§ TASK MATERIAL
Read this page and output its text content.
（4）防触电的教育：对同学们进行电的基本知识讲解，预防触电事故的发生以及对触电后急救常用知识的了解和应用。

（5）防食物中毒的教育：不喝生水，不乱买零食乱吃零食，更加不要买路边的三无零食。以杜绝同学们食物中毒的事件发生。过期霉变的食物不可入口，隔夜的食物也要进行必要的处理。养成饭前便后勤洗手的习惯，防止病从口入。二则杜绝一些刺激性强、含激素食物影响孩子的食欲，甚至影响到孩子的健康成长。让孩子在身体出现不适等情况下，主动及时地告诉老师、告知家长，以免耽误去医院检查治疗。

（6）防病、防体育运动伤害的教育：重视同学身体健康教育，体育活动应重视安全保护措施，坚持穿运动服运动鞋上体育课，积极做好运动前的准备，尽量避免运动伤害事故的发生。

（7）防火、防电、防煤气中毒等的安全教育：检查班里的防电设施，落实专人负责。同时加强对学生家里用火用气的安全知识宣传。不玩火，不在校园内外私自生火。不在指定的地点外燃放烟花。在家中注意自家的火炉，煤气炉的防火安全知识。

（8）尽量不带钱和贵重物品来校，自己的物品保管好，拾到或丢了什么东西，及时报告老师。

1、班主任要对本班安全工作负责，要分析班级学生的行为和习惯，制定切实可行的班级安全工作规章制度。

§ EXERCISE OBJECTIVE
All of the records must be repeated exactly.

§ CORRECT RESPONSE
Read this page and output its text content.
（4）防触电的教育：对同学们进行电的基本知识讲解，预防触电事故的发生以及对触电后急救常用知识的了解和应用。

（5）防食物中毒的教育：不喝生水，不乱买零食乱吃零食，更加不要买路边的三无零食。以杜绝同学们食物中毒的事件发生。过期霉变的食物不可入口，隔夜的食物也要进行必要的处理。养成饭前便后勤洗手的习惯，防止病从口入。二则杜绝一些刺激性强、含激素食物影响孩子的食欲，甚至影响到孩子的健康成长。让孩子在身体出现不适等情况下，主动及时地告诉老师、告知家长，以免耽误去医院检查治疗。

（6）防病、防体育运动伤害的教育：重视同学身体健康教育，体育活动应重视安全保护措施，坚持穿运动服运动鞋上体育课，积极做好运动前的准备，尽量避免运动伤害事故的发生。

（7）防火、防电、防煤气中毒等的安全教育：检查班里的防电设施，落实专人负责。同时加强对学生家里用火用气的安全知识宣传。不玩火，不在校园内外私自生火。不在指定的地点外燃放烟花。在家中注意自家的火炉，煤气炉的防火安全知识。

（8）尽量不带钱和贵重物品来校，自己的物品保管好，拾到或丢了什么东西，及时报告老师。

1、班主任要对本班安全工作负责，要分析班级学生的行为和习惯，制定切实可行的班级安全工作规章制度。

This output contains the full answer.